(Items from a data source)
○ ○ ○ ○ ○

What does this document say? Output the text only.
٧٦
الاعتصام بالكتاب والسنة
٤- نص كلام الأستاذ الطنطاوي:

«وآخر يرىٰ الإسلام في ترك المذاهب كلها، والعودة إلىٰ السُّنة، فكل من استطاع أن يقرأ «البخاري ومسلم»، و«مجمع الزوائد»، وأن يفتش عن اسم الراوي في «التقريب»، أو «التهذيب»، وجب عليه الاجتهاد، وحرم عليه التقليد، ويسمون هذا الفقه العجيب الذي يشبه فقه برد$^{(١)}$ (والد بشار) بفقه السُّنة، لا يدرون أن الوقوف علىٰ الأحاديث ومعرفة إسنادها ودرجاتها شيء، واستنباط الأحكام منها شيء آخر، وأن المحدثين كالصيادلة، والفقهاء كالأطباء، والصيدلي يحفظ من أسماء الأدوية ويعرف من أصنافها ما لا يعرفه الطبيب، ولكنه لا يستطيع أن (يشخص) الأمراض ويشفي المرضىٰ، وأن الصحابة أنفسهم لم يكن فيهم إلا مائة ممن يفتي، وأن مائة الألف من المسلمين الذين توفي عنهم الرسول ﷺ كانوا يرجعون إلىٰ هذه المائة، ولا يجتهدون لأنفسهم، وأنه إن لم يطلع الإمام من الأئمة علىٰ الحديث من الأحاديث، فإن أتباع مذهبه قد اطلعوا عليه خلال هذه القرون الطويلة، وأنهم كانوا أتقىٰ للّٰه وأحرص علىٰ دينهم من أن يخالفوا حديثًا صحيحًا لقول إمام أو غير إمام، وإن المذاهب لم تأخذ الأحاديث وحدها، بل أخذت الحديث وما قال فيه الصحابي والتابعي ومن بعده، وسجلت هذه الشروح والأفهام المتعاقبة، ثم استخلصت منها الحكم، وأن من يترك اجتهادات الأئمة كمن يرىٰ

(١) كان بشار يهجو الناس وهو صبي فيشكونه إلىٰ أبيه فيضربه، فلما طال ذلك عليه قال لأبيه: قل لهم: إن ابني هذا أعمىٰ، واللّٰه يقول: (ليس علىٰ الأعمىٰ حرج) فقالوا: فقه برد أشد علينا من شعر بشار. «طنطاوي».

○ ○ ○ ○ ○

◆ GIVEN PROBLEM ◆
Write all of the records out again exactly.

◆ TASK SOLUTION ◆
What does this document say? Output the text only.
٧٦
الاعتصام بالكتاب والسنة
٤- نص كلام الأستاذ الطنطاوي:

«وآخر يرىٰ الإسلام في ترك المذاهب كلها، والعودة إلىٰ السُّنة، فكل من استطاع أن يقرأ «البخاري ومسلم»، و«مجمع الزوائد»، وأن يفتش عن اسم الراوي في «التقريب»، أو «التهذيب»، وجب عليه الاجتهاد، وحرم عليه التقليد، ويسمون هذا الفقه العجيب الذي يشبه فقه برد$^{(١)}$ (والد بشار) بفقه السُّنة، لا يدرون أن الوقوف علىٰ الأحاديث ومعرفة إسنادها ودرجاتها شيء، واستنباط الأحكام منها شيء آخر، وأن المحدثين كالصيادلة، والفقهاء كالأطباء، والصيدلي يحفظ من أسماء الأدوية ويعرف من أصنافها ما لا يعرفه الطبيب، ولكنه لا يستطيع أن (يشخص) الأمراض ويشفي المرضىٰ، وأن الصحابة أنفسهم لم يكن فيهم إلا مائة ممن يفتي، وأن مائة الألف من المسلمين الذين توفي عنهم الرسول ﷺ كانوا يرجعون إلىٰ هذه المائة، ولا يجتهدون لأنفسهم، وأنه إن لم يطلع الإمام من الأئمة علىٰ الحديث من الأحاديث، فإن أتباع مذهبه قد اطلعوا عليه خلال هذه القرون الطويلة، وأنهم كانوا أتقىٰ للّٰه وأحرص علىٰ دينهم من أن يخالفوا حديثًا صحيحًا لقول إمام أو غير إمام، وإن المذاهب لم تأخذ الأحاديث وحدها، بل أخذت الحديث وما قال فيه الصحابي والتابعي ومن بعده، وسجلت هذه الشروح والأفهام المتعاقبة، ثم استخلصت منها الحكم، وأن من يترك اجتهادات الأئمة كمن يرىٰ

(١) كان بشار يهجو الناس وهو صبي فيشكونه إلىٰ أبيه فيضربه، فلما طال ذلك عليه قال لأبيه: قل لهم: إن ابني هذا أعمىٰ، واللّٰه يقول: (ليس علىٰ الأعمىٰ حرج) فقالوا: فقه برد أشد علينا من شعر بشار. «طنطاوي».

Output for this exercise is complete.